[Stored records]
-------------------------
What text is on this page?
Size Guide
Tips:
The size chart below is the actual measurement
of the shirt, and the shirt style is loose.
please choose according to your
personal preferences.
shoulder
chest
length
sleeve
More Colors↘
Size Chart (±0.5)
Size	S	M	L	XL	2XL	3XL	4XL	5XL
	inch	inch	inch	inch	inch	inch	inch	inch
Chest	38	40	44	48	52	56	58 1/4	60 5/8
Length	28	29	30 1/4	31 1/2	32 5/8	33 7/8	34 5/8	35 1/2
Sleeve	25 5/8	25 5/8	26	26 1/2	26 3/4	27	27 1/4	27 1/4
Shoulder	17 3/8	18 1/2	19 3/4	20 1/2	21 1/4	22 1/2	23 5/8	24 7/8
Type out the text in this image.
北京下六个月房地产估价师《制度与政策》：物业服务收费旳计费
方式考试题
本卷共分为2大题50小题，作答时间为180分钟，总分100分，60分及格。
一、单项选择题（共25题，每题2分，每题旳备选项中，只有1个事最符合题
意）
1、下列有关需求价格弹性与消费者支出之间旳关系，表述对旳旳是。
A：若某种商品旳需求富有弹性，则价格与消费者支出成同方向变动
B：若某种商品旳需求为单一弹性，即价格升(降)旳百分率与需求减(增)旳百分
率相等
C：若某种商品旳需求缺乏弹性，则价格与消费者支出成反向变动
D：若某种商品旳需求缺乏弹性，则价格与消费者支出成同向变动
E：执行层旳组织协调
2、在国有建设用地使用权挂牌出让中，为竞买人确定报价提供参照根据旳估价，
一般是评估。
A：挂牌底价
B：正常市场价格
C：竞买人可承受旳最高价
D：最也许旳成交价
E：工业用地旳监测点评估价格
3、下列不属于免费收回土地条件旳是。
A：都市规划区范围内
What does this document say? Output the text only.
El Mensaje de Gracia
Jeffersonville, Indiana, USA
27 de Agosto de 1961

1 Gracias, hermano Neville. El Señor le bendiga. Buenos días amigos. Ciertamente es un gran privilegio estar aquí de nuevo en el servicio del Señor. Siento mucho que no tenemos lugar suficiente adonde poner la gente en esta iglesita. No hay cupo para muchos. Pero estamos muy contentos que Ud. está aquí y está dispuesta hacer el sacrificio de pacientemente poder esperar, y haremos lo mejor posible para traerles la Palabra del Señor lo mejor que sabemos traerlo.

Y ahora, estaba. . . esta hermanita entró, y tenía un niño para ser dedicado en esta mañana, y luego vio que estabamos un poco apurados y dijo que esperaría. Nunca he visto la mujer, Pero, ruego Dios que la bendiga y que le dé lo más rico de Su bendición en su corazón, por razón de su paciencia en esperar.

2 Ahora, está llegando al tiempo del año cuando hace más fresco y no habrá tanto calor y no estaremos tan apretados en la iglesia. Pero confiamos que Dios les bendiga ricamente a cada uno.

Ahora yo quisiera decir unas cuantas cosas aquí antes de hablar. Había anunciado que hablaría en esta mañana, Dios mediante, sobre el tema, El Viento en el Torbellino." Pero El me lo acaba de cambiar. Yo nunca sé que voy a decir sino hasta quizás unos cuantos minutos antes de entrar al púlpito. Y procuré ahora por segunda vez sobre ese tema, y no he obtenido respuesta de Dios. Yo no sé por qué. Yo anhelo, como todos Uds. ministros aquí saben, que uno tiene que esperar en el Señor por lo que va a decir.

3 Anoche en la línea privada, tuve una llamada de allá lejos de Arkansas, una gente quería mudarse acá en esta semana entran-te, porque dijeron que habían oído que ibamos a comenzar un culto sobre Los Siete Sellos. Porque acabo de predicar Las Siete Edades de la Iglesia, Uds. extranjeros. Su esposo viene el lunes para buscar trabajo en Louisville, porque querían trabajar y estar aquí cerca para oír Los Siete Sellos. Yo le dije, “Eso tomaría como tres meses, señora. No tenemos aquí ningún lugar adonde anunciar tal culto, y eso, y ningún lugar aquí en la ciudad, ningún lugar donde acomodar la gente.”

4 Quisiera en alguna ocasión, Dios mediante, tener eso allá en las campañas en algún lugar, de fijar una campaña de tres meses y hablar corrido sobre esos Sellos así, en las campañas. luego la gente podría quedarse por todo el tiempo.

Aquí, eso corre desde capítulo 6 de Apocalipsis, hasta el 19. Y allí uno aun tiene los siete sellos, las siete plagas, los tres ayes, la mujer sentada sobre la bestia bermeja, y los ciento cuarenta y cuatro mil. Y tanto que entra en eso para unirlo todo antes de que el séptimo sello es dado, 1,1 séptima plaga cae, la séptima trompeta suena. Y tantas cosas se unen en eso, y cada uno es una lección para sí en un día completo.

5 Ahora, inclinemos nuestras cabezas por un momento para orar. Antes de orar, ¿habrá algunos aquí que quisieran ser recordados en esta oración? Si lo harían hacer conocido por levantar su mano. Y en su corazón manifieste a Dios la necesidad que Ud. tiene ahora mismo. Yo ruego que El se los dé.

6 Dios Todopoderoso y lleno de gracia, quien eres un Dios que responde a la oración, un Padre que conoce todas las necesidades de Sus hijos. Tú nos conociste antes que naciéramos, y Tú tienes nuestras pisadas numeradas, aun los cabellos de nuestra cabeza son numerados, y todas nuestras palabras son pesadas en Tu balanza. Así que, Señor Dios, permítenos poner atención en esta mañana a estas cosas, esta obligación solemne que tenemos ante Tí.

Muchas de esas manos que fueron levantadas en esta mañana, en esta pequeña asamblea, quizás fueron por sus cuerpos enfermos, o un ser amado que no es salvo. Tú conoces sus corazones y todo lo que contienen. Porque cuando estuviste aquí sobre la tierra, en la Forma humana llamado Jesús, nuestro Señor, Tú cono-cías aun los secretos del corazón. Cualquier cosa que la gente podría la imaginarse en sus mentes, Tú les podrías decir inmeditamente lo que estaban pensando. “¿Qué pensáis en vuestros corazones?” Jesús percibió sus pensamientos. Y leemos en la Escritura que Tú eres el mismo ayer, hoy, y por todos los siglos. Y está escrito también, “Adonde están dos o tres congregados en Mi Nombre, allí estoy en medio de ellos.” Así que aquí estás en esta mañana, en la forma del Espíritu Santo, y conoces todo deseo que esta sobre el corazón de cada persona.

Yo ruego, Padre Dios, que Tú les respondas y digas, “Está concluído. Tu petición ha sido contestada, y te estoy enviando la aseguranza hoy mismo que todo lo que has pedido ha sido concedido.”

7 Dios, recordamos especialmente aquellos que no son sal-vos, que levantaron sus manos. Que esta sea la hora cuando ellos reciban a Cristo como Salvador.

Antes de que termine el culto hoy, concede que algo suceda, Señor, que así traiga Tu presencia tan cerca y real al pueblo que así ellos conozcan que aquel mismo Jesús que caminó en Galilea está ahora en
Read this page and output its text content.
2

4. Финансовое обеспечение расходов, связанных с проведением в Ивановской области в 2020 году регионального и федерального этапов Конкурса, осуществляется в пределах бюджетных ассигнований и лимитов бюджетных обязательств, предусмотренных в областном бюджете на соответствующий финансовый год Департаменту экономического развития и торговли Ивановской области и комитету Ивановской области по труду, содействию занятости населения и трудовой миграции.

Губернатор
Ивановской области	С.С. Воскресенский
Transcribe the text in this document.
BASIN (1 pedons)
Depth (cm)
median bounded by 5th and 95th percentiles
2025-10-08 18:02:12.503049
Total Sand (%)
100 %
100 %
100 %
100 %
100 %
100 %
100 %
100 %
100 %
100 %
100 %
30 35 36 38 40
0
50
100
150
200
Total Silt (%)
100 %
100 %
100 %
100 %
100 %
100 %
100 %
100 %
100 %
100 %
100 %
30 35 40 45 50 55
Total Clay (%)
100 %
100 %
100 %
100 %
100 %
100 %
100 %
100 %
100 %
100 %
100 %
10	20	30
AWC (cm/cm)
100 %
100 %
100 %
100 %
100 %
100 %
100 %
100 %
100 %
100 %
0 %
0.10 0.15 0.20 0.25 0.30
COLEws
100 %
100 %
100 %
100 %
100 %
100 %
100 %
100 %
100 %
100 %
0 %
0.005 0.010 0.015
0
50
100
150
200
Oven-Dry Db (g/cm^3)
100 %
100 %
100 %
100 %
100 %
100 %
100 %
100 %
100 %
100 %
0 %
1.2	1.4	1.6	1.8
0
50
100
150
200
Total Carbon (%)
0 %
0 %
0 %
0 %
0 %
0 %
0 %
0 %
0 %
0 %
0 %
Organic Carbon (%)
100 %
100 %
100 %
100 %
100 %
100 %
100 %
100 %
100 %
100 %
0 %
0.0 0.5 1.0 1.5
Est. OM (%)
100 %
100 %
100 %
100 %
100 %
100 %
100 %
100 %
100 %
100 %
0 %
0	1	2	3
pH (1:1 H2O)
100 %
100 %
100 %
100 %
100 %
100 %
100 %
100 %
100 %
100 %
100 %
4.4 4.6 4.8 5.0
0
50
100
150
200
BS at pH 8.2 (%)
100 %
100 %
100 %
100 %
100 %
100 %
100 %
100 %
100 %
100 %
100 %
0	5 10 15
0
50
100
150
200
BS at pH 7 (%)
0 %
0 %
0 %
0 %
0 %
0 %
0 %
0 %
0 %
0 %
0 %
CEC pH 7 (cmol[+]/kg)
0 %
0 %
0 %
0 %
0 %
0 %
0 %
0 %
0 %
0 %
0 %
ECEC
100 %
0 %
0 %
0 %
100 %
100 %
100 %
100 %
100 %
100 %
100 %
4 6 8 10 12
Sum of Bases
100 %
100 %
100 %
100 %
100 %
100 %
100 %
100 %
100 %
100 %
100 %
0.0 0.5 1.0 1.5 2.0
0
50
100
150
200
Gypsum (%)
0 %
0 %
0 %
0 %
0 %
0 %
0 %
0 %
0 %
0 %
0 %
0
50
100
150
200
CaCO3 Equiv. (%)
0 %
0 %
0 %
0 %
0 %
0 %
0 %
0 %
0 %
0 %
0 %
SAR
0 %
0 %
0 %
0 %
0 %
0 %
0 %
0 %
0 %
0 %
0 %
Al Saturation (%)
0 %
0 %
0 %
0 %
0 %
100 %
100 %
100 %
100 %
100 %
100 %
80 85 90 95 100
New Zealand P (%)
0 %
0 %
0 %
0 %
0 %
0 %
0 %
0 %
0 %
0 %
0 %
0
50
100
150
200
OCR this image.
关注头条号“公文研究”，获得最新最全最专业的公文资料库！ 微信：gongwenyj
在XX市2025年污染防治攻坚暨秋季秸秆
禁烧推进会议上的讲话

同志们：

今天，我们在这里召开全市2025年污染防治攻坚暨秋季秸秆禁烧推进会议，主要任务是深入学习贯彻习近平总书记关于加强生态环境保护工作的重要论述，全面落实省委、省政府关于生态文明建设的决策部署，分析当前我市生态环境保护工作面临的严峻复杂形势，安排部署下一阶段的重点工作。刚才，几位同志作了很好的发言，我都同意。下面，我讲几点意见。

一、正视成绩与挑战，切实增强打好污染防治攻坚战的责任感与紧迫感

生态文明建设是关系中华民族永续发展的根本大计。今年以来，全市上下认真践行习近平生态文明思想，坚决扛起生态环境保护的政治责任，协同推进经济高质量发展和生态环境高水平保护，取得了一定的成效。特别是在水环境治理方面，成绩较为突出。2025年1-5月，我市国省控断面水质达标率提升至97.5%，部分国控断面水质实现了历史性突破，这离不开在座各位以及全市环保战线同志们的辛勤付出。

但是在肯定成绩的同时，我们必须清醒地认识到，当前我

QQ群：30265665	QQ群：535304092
-------------------------
# EXERCISE DIRECTIONS:
Copy each line of the data that contains the word "page".

# THE RESULT:
What text is on this page?
Read this page and output its text content.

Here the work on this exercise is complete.